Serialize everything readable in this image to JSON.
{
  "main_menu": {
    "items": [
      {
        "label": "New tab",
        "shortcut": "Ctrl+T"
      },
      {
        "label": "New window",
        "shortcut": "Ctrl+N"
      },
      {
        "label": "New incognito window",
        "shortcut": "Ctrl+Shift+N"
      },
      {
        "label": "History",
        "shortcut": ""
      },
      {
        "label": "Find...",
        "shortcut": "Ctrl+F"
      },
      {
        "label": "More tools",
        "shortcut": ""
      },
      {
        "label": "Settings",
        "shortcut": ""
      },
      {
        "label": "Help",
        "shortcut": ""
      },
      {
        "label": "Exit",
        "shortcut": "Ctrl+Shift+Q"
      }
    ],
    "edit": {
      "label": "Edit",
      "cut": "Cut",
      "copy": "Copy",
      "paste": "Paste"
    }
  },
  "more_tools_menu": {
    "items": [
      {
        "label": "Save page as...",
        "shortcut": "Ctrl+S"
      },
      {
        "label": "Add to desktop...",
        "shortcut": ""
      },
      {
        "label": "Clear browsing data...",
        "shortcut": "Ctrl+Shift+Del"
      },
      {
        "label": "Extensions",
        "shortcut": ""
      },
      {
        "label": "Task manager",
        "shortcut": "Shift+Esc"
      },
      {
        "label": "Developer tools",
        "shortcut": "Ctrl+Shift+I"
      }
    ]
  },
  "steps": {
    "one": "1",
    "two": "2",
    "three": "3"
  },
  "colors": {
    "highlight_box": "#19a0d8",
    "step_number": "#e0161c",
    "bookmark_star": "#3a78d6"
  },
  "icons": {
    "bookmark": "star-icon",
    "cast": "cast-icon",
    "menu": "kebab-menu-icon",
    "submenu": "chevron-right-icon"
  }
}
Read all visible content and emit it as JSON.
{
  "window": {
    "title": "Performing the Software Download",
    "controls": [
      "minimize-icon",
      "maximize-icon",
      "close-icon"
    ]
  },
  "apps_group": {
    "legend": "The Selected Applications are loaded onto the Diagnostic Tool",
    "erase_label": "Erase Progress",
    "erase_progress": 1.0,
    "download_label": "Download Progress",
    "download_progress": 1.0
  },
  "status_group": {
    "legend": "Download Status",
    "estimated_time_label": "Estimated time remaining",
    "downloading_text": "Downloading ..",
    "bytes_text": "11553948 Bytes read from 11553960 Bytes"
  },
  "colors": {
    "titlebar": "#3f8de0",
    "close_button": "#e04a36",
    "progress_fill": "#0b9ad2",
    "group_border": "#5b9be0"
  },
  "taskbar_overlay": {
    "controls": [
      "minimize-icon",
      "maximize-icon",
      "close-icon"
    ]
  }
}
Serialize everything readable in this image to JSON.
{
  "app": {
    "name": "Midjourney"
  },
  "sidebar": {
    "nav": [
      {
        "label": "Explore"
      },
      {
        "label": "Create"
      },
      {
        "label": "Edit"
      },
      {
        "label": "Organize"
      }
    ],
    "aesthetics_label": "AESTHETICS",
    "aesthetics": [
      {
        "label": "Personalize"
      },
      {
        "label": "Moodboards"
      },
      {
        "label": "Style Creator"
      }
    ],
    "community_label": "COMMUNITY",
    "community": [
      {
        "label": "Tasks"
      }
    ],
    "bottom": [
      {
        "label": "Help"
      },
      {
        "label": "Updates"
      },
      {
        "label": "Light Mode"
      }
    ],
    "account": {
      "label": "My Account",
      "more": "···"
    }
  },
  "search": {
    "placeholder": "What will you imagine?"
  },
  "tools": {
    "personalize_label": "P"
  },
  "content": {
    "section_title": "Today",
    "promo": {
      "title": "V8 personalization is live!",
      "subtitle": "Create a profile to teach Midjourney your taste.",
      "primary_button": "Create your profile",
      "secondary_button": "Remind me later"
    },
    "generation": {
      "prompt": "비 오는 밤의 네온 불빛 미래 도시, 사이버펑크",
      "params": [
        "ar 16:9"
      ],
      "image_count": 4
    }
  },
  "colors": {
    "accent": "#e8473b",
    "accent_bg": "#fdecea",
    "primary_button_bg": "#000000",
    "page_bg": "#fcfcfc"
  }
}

### TASK TO COMPLETE
From the records above, extract every entry exactly as given.

### WORKED SOLUTION
Serialize everything readable in this image to JSON.
{
  "main_menu": {
    "items": [
      {
        "label": "New tab",
        "shortcut": "Ctrl+T"
      },
      {
        "label": "New window",
        "shortcut": "Ctrl+N"
      },
      {
        "label": "New incognito window",
        "shortcut": "Ctrl+Shift+N"
      },
      {
        "label": "History",
        "shortcut": ""
      },
      {
        "label": "Find...",
        "shortcut": "Ctrl+F"
      },
      {
        "label": "More tools",
        "shortcut": ""
      },
      {
        "label": "Settings",
        "shortcut": ""
      },
      {
        "label": "Help",
        "shortcut": ""
      },
      {
        "label": "Exit",
        "shortcut": "Ctrl+Shift+Q"
      }
    ],
    "edit": {
      "label": "Edit",
      "cut": "Cut",
      "copy": "Copy",
      "paste": "Paste"
    }
  },
  "more_tools_menu": {
    "items": [
      {
        "label": "Save page as...",
        "shortcut": "Ctrl+S"
      },
      {
        "label": "Add to desktop...",
        "shortcut": ""
      },
      {
        "label": "Clear browsing data...",
        "shortcut": "Ctrl+Shift+Del"
      },
      {
        "label": "Extensions",
        "shortcut": ""
      },
      {
        "label": "Task manager",
        "shortcut": "Shift+Esc"
      },
      {
        "label": "Developer tools",
        "shortcut": "Ctrl+Shift+I"
      }
    ]
  },
  "steps": {
    "one": "1",
    "two": "2",
    "three": "3"
  },
  "colors": {
    "highlight_box": "#19a0d8",
    "step_number": "#e0161c",
    "bookmark_star": "#3a78d6"
  },
  "icons": {
    "bookmark": "star-icon",
    "cast": "cast-icon",
    "menu": "kebab-menu-icon",
    "submenu": "chevron-right-icon"
  }
}
Read all visible content and emit it as JSON.
{
  "window": {
    "title": "Performing the Software Download",
    "controls": [
      "minimize-icon",
      "maximize-icon",
      "close-icon"
    ]
  },
  "apps_group": {
    "legend": "The Selected Applications are loaded onto the Diagnostic Tool",
    "erase_label": "Erase Progress",
    "erase_progress": 1.0,
    "download_label": "Download Progress",
    "download_progress": 1.0
  },
  "status_group": {
    "legend": "Download Status",
    "estimated_time_label": "Estimated time remaining",
    "downloading_text": "Downloading ..",
    "bytes_text": "11553948 Bytes read from 11553960 Bytes"
  },
  "colors": {
    "titlebar": "#3f8de0",
    "close_button": "#e04a36",
    "progress_fill": "#0b9ad2",
    "group_border": "#5b9be0"
  },
  "taskbar_overlay": {
    "controls": [
      "minimize-icon",
      "maximize-icon",
      "close-icon"
    ]
  }
}
Serialize everything readable in this image to JSON.
{
  "app": {
    "name": "Midjourney"
  },
  "sidebar": {
    "nav": [
      {
        "label": "Explore"
      },
      {
        "label": "Create"
      },
      {
        "label": "Edit"
      },
      {
        "label": "Organize"
      }
    ],
    "aesthetics_label": "AESTHETICS",
    "aesthetics": [
      {
        "label": "Personalize"
      },
      {
        "label": "Moodboards"
      },
      {
        "label": "Style Creator"
      }
    ],
    "community_label": "COMMUNITY",
    "community": [
      {
        "label": "Tasks"
      }
    ],
    "bottom": [
      {
        "label": "Help"
      },
      {
        "label": "Updates"
      },
      {
        "label": "Light Mode"
      }
    ],
    "account": {
      "label": "My Account",
      "more": "···"
    }
  },
  "search": {
    "placeholder": "What will you imagine?"
  },
  "tools": {
    "personalize_label": "P"
  },
  "content": {
    "section_title": "Today",
    "promo": {
      "title": "V8 personalization is live!",
      "subtitle": "Create a profile to teach Midjourney your taste.",
      "primary_button": "Create your profile",
      "secondary_button": "Remind me later"
    },
    "generation": {
      "prompt": "비 오는 밤의 네온 불빛 미래 도시, 사이버펑크",
      "params": [
        "ar 16:9"
      ],
      "image_count": 4
    }
  },
  "colors": {
    "accent": "#e8473b",
    "accent_bg": "#fdecea",
    "primary_button_bg": "#000000",
    "page_bg": "#fcfcfc"
  }
}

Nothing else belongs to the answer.